** start of MATERIAL FOR THIS EXERCISE **

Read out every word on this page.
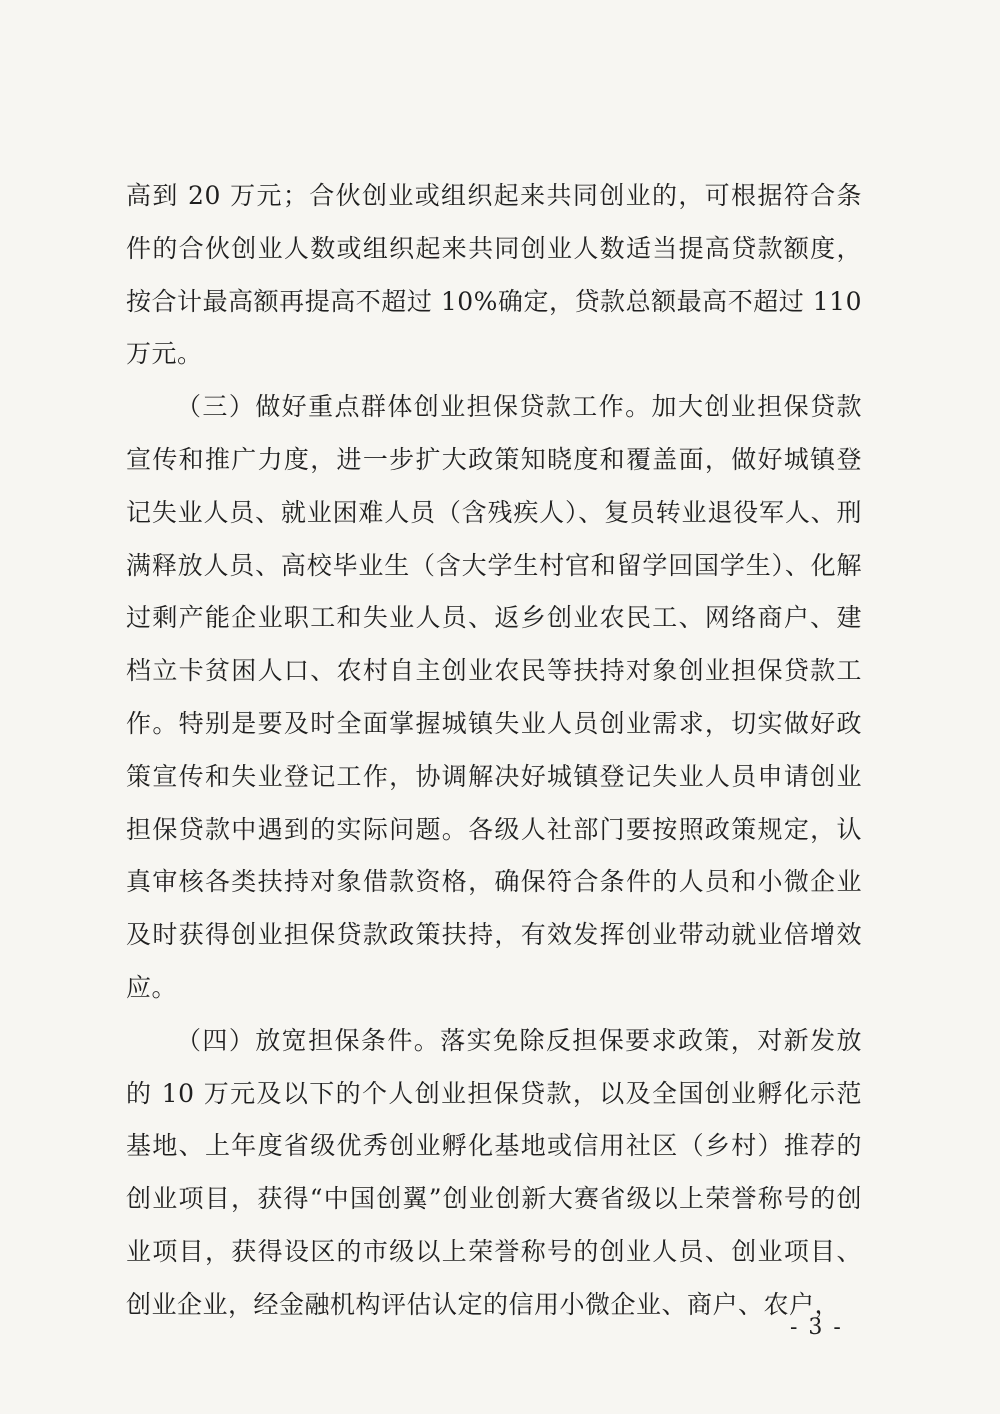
高到 20 万元；合伙创业或组织起来共同创业的，可根据符合条件的合伙创业人数或组织起来共同创业人数适当提高贷款额度，按合计最高额再提高不超过 10%确定，贷款总额最高不超过 110 万元。

（三）做好重点群体创业担保贷款工作。加大创业担保贷款宣传和推广力度，进一步扩大政策知晓度和覆盖面，做好城镇登记失业人员、就业困难人员（含残疾人）、复员转业退役军人、刑满释放人员、高校毕业生（含大学生村官和留学回国学生）、化解过剩产能企业职工和失业人员、返乡创业农民工、网络商户、建档立卡贫困人口、农村自主创业农民等扶持对象创业担保贷款工作。特别是要及时全面掌握城镇失业人员创业需求，切实做好政策宣传和失业登记工作，协调解决好城镇登记失业人员申请创业担保贷款中遇到的实际问题。各级人社部门要按照政策规定，认真审核各类扶持对象借款资格，确保符合条件的人员和小微企业及时获得创业担保贷款政策扶持，有效发挥创业带动就业倍增效应。

（四）放宽担保条件。落实免除反担保要求政策，对新发放的 10 万元及以下的个人创业担保贷款，以及全国创业孵化示范基地、上年度省级优秀创业孵化基地或信用社区（乡村）推荐的创业项目，获得“中国创翼”创业创新大赛省级以上荣誉称号的创业项目，获得设区的市级以上荣誉称号的创业人员、创业项目、创业企业，经金融机构评估认定的信用小微企业、商户、农户，

- 3 -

** end of MATERIAL FOR THIS EXERCISE **

- REQUIREMENTS: Quote in full the listing given above; the images are to be left out.

- ANSWER FOR THE TASK:
Read out every word on this page.
高到 20 万元；合伙创业或组织起来共同创业的，可根据符合条件的合伙创业人数或组织起来共同创业人数适当提高贷款额度，按合计最高额再提高不超过 10%确定，贷款总额最高不超过 110 万元。

（三）做好重点群体创业担保贷款工作。加大创业担保贷款宣传和推广力度，进一步扩大政策知晓度和覆盖面，做好城镇登记失业人员、就业困难人员（含残疾人）、复员转业退役军人、刑满释放人员、高校毕业生（含大学生村官和留学回国学生）、化解过剩产能企业职工和失业人员、返乡创业农民工、网络商户、建档立卡贫困人口、农村自主创业农民等扶持对象创业担保贷款工作。特别是要及时全面掌握城镇失业人员创业需求，切实做好政策宣传和失业登记工作，协调解决好城镇登记失业人员申请创业担保贷款中遇到的实际问题。各级人社部门要按照政策规定，认真审核各类扶持对象借款资格，确保符合条件的人员和小微企业及时获得创业担保贷款政策扶持，有效发挥创业带动就业倍增效应。

（四）放宽担保条件。落实免除反担保要求政策，对新发放的 10 万元及以下的个人创业担保贷款，以及全国创业孵化示范基地、上年度省级优秀创业孵化基地或信用社区（乡村）推荐的创业项目，获得“中国创翼”创业创新大赛省级以上荣誉称号的创业项目，获得设区的市级以上荣誉称号的创业人员、创业项目、创业企业，经金融机构评估认定的信用小微企业、商户、农户，

- 3 -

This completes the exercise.